**Consigne**
Restitue toutes les lignes des entrées ci-dessous sous forme de liste JSON de chaînes, une chaîne par ligne, en omettant les lignes vides.

■ ■ ■ ■ ■ ■ ■

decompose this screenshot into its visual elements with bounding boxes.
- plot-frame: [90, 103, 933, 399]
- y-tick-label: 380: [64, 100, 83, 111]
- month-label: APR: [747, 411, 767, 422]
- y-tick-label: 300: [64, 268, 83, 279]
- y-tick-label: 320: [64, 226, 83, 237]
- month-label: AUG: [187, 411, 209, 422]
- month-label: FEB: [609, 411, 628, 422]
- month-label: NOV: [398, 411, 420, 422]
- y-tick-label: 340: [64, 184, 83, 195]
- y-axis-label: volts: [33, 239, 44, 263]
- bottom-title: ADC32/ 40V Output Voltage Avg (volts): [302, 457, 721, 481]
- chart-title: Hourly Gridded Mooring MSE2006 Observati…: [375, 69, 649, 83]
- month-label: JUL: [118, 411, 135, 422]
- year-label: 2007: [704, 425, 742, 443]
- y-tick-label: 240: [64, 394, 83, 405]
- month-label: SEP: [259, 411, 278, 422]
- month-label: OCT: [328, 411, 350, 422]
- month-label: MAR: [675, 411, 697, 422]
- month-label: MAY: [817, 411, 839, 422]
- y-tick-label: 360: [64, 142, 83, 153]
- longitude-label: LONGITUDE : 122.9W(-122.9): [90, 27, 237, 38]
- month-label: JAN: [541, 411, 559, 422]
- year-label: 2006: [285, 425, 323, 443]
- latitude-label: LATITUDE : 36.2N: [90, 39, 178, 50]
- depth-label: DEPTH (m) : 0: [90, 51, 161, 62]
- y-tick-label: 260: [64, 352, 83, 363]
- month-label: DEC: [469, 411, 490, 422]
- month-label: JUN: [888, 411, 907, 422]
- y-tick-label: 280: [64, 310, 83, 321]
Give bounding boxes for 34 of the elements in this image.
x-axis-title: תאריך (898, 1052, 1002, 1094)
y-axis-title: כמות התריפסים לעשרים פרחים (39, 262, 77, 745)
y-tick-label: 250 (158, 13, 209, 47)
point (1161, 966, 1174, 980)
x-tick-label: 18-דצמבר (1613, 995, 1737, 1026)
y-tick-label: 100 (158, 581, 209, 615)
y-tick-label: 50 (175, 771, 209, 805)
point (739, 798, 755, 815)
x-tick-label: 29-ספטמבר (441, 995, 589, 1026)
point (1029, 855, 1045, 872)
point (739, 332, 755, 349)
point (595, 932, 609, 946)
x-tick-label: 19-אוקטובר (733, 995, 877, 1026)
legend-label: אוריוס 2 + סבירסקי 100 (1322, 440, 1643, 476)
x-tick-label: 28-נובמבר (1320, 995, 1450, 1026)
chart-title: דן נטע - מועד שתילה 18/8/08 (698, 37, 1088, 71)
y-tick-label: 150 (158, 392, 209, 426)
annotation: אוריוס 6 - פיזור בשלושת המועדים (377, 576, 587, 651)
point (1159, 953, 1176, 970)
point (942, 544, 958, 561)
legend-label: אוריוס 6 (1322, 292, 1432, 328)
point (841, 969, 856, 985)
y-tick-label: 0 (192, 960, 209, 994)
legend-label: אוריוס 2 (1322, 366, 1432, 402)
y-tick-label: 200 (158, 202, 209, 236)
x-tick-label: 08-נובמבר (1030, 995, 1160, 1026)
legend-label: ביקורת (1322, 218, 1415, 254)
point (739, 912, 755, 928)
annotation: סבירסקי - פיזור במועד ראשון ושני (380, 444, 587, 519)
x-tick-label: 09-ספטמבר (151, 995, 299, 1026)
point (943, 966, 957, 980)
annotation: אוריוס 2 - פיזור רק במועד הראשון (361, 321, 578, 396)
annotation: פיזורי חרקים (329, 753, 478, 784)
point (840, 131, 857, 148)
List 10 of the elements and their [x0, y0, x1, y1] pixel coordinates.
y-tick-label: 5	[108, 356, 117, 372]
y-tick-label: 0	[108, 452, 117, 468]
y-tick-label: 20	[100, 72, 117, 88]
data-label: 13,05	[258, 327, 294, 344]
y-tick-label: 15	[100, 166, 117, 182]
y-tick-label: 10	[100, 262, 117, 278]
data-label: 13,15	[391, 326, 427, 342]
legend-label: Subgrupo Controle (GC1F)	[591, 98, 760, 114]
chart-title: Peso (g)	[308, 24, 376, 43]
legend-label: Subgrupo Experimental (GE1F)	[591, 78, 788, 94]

■ ■ ■ ■ ■ ■ ■

**Réponse**
[
  "decompose this screenshot into its visual elements with bounding boxes.",
  "- plot-frame: [90, 103, 933, 399]",
  "- y-tick-label: 380: [64, 100, 83, 111]",
  "- month-label: APR: [747, 411, 767, 422]",
  "- y-tick-label: 300: [64, 268, 83, 279]",
  "- y-tick-label: 320: [64, 226, 83, 237]",
  "- month-label: AUG: [187, 411, 209, 422]",
  "- month-label: FEB: [609, 411, 628, 422]",
  "- month-label: NOV: [398, 411, 420, 422]",
  "- y-tick-label: 340: [64, 184, 83, 195]",
  "- y-axis-label: volts: [33, 239, 44, 263]",
  "- bottom-title: ADC32/ 40V Output Voltage Avg (volts): [302, 457, 721, 481]",
  "- chart-title: Hourly Gridded Mooring MSE2006 Observati…: [375, 69, 649, 83]",
  "- month-label: JUL: [118, 411, 135, 422]",
  "- year-label: 2007: [704, 425, 742, 443]",
  "- y-tick-label: 240: [64, 394, 83, 405]",
  "- month-label: SEP: [259, 411, 278, 422]",
  "- month-label: OCT: [328, 411, 350, 422]",
  "- month-label: MAR: [675, 411, 697, 422]",
  "- month-label: MAY: [817, 411, 839, 422]",
  "- y-tick-label: 360: [64, 142, 83, 153]",
  "- longitude-label: LONGITUDE : 122.9W(-122.9): [90, 27, 237, 38]",
  "- month-label: JAN: [541, 411, 559, 422]",
  "- year-label: 2006: [285, 425, 323, 443]",
  "- latitude-label: LATITUDE : 36.2N: [90, 39, 178, 50]",
  "- depth-label: DEPTH (m) : 0: [90, 51, 161, 62]",
  "- y-tick-label: 260: [64, 352, 83, 363]",
  "- month-label: DEC: [469, 411, 490, 422]",
  "- month-label: JUN: [888, 411, 907, 422]",
  "- y-tick-label: 280: [64, 310, 83, 321]",
  "Give bounding boxes for 34 of the elements in this image.",
  "x-axis-title: תאריך (898, 1052, 1002, 1094)",
  "y-axis-title: כמות התריפסים לעשרים פרחים (39, 262, 77, 745)",
  "y-tick-label: 250 (158, 13, 209, 47)",
  "point (1161, 966, 1174, 980)",
  "x-tick-label: 18-דצמבר (1613, 995, 1737, 1026)",
  "y-tick-label: 100 (158, 581, 209, 615)",
  "y-tick-label: 50 (175, 771, 209, 805)",
  "point (739, 798, 755, 815)",
  "x-tick-label: 29-ספטמבר (441, 995, 589, 1026)",
  "point (1029, 855, 1045, 872)",
  "point (739, 332, 755, 349)",
  "point (595, 932, 609, 946)",
  "x-tick-label: 19-אוקטובר (733, 995, 877, 1026)",
  "legend-label: אוריוס 2 + סבירסקי 100 (1322, 440, 1643, 476)",
  "x-tick-label: 28-נובמבר (1320, 995, 1450, 1026)",
  "chart-title: דן נטע - מועד שתילה 18/8/08 (698, 37, 1088, 71)",
  "y-tick-label: 150 (158, 392, 209, 426)",
  "annotation: אוריוס 6 - פיזור בשלושת המועדים (377, 576, 587, 651)",
  "point (1159, 953, 1176, 970)",
  "point (942, 544, 958, 561)",
  "legend-label: אוריוס 6 (1322, 292, 1432, 328)",
  "point (841, 969, 856, 985)",
  "y-tick-label: 0 (192, 960, 209, 994)",
  "legend-label: אוריוס 2 (1322, 366, 1432, 402)",
  "y-tick-label: 200 (158, 202, 209, 236)",
  "x-tick-label: 08-נובמבר (1030, 995, 1160, 1026)",
  "legend-label: ביקורת (1322, 218, 1415, 254)",
  "point (739, 912, 755, 928)",
  "annotation: סבירסקי - פיזור במועד ראשון ושני (380, 444, 587, 519)",
  "x-tick-label: 09-ספטמבר (151, 995, 299, 1026)",
  "point (943, 966, 957, 980)",
  "annotation: אוריוס 2 - פיזור רק במועד הראשון (361, 321, 578, 396)",
  "annotation: פיזורי חרקים (329, 753, 478, 784)",
  "point (840, 131, 857, 148)",
  "List 10 of the elements and their [x0, y0, x1, y1] pixel coordinates.",
  "y-tick-label: 5\t[108, 356, 117, 372]",
  "y-tick-label: 0\t[108, 452, 117, 468]",
  "y-tick-label: 20\t[100, 72, 117, 88]",
  "data-label: 13,05\t[258, 327, 294, 344]",
  "y-tick-label: 15\t[100, 166, 117, 182]",
  "y-tick-label: 10\t[100, 262, 117, 278]",
  "data-label: 13,15\t[391, 326, 427, 342]",
  "legend-label: Subgrupo Controle (GC1F)\t[591, 98, 760, 114]",
  "chart-title: Peso (g)\t[308, 24, 376, 43]",
  "legend-label: Subgrupo Experimental (GE1F)\t[591, 78, 788, 94]"
]